(Items from a dataset)

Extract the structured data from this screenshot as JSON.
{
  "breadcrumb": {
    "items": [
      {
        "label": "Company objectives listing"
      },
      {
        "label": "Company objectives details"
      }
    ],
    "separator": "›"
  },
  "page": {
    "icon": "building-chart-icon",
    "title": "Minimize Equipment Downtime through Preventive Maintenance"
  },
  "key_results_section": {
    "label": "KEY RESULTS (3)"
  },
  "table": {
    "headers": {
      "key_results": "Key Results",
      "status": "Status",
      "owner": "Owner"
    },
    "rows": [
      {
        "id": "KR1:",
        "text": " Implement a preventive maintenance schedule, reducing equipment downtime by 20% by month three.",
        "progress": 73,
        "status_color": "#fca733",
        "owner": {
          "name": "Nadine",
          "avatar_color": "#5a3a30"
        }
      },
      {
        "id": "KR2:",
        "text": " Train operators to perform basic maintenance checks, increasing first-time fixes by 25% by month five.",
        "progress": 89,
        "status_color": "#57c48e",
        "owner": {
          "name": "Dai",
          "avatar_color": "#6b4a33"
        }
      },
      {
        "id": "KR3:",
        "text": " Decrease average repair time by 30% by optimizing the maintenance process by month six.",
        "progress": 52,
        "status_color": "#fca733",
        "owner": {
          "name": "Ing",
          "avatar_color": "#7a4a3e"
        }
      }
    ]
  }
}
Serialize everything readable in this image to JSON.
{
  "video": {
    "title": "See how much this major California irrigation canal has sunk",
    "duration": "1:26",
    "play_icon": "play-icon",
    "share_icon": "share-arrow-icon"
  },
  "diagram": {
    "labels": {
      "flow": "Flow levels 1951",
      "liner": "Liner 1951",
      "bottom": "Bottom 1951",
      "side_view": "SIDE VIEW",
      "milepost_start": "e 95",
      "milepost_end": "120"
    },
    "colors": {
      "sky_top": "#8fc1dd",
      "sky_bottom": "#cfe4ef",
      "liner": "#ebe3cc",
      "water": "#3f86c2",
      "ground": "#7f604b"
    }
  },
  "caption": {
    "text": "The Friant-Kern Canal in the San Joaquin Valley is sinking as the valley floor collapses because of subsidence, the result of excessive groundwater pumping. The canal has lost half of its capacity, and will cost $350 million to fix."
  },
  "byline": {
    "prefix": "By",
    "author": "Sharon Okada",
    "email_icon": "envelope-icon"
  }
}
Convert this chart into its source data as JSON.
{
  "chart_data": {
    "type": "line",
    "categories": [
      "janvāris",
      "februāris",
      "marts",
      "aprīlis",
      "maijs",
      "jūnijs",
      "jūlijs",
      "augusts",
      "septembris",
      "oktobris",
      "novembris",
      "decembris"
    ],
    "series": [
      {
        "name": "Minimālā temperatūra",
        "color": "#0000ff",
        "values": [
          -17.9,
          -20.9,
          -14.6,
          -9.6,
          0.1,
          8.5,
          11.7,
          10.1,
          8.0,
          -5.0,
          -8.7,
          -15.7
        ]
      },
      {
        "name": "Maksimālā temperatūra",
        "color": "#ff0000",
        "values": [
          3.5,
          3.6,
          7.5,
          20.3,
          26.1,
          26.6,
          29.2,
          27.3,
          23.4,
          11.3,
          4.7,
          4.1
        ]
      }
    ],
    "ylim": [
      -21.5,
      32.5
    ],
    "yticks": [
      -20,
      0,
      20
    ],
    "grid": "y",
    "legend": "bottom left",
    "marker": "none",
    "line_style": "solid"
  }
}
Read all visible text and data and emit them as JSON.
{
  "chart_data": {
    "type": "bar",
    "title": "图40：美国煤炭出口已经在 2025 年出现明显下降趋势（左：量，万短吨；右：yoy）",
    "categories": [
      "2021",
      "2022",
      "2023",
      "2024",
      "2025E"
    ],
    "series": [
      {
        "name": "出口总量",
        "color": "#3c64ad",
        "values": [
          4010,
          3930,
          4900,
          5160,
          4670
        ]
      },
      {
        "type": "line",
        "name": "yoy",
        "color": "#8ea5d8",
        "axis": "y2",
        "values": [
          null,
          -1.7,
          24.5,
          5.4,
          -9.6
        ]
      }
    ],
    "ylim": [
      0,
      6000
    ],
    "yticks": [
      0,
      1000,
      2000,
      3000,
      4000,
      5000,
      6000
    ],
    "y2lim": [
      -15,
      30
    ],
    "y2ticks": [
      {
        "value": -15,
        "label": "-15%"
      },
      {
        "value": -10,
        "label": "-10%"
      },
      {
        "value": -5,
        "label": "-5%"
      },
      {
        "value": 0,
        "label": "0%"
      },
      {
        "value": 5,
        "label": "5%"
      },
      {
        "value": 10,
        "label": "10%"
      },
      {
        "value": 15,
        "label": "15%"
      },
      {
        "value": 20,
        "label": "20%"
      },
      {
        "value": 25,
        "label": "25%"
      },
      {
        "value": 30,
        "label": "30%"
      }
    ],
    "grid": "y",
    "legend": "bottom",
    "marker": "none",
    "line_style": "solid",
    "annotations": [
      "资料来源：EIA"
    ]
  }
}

EXERCISE DIRECTIONS:
All the entries above need to be reproduced exactly.

EXERCISE RESPONSE:
Extract the structured data from this screenshot as JSON.
{
  "breadcrumb": {
    "items": [
      {
        "label": "Company objectives listing"
      },
      {
        "label": "Company objectives details"
      }
    ],
    "separator": "›"
  },
  "page": {
    "icon": "building-chart-icon",
    "title": "Minimize Equipment Downtime through Preventive Maintenance"
  },
  "key_results_section": {
    "label": "KEY RESULTS (3)"
  },
  "table": {
    "headers": {
      "key_results": "Key Results",
      "status": "Status",
      "owner": "Owner"
    },
    "rows": [
      {
        "id": "KR1:",
        "text": " Implement a preventive maintenance schedule, reducing equipment downtime by 20% by month three.",
        "progress": 73,
        "status_color": "#fca733",
        "owner": {
          "name": "Nadine",
          "avatar_color": "#5a3a30"
        }
      },
      {
        "id": "KR2:",
        "text": " Train operators to perform basic maintenance checks, increasing first-time fixes by 25% by month five.",
        "progress": 89,
        "status_color": "#57c48e",
        "owner": {
          "name": "Dai",
          "avatar_color": "#6b4a33"
        }
      },
      {
        "id": "KR3:",
        "text": " Decrease average repair time by 30% by optimizing the maintenance process by month six.",
        "progress": 52,
        "status_color": "#fca733",
        "owner": {
          "name": "Ing",
          "avatar_color": "#7a4a3e"
        }
      }
    ]
  }
}
Serialize everything readable in this image to JSON.
{
  "video": {
    "title": "See how much this major California irrigation canal has sunk",
    "duration": "1:26",
    "play_icon": "play-icon",
    "share_icon": "share-arrow-icon"
  },
  "diagram": {
    "labels": {
      "flow": "Flow levels 1951",
      "liner": "Liner 1951",
      "bottom": "Bottom 1951",
      "side_view": "SIDE VIEW",
      "milepost_start": "e 95",
      "milepost_end": "120"
    },
    "colors": {
      "sky_top": "#8fc1dd",
      "sky_bottom": "#cfe4ef",
      "liner": "#ebe3cc",
      "water": "#3f86c2",
      "ground": "#7f604b"
    }
  },
  "caption": {
    "text": "The Friant-Kern Canal in the San Joaquin Valley is sinking as the valley floor collapses because of subsidence, the result of excessive groundwater pumping. The canal has lost half of its capacity, and will cost $350 million to fix."
  },
  "byline": {
    "prefix": "By",
    "author": "Sharon Okada",
    "email_icon": "envelope-icon"
  }
}
Convert this chart into its source data as JSON.
{
  "chart_data": {
    "type": "line",
    "categories": [
      "janvāris",
      "februāris",
      "marts",
      "aprīlis",
      "maijs",
      "jūnijs",
      "jūlijs",
      "augusts",
      "septembris",
      "oktobris",
      "novembris",
      "decembris"
    ],
    "series": [
      {
        "name": "Minimālā temperatūra",
        "color": "#0000ff",
        "values": [
          -17.9,
          -20.9,
          -14.6,
          -9.6,
          0.1,
          8.5,
          11.7,
          10.1,
          8.0,
          -5.0,
          -8.7,
          -15.7
        ]
      },
      {
        "name": "Maksimālā temperatūra",
        "color": "#ff0000",
        "values": [
          3.5,
          3.6,
          7.5,
          20.3,
          26.1,
          26.6,
          29.2,
          27.3,
          23.4,
          11.3,
          4.7,
          4.1
        ]
      }
    ],
    "ylim": [
      -21.5,
      32.5
    ],
    "yticks": [
      -20,
      0,
      20
    ],
    "grid": "y",
    "legend": "bottom left",
    "marker": "none",
    "line_style": "solid"
  }
}
Read all visible text and data and emit them as JSON.
{
  "chart_data": {
    "type": "bar",
    "title": "图40：美国煤炭出口已经在 2025 年出现明显下降趋势（左：量，万短吨；右：yoy）",
    "categories": [
      "2021",
      "2022",
      "2023",
      "2024",
      "2025E"
    ],
    "series": [
      {
        "name": "出口总量",
        "color": "#3c64ad",
        "values": [
          4010,
          3930,
          4900,
          5160,
          4670
        ]
      },
      {
        "type": "line",
        "name": "yoy",
        "color": "#8ea5d8",
        "axis": "y2",
        "values": [
          null,
          -1.7,
          24.5,
          5.4,
          -9.6
        ]
      }
    ],
    "ylim": [
      0,
      6000
    ],
    "yticks": [
      0,
      1000,
      2000,
      3000,
      4000,
      5000,
      6000
    ],
    "y2lim": [
      -15,
      30
    ],
    "y2ticks": [
      {
        "value": -15,
        "label": "-15%"
      },
      {
        "value": -10,
        "label": "-10%"
      },
      {
        "value": -5,
        "label": "-5%"
      },
      {
        "value": 0,
        "label": "0%"
      },
      {
        "value": 5,
        "label": "5%"
      },
      {
        "value": 10,
        "label": "10%"
      },
      {
        "value": 15,
        "label": "15%"
      },
      {
        "value": 20,
        "label": "20%"
      },
      {
        "value": 25,
        "label": "25%"
      },
      {
        "value": 30,
        "label": "30%"
      }
    ],
    "grid": "y",
    "legend": "bottom",
    "marker": "none",
    "line_style": "solid",
    "annotations": [
      "资料来源：EIA"
    ]
  }
}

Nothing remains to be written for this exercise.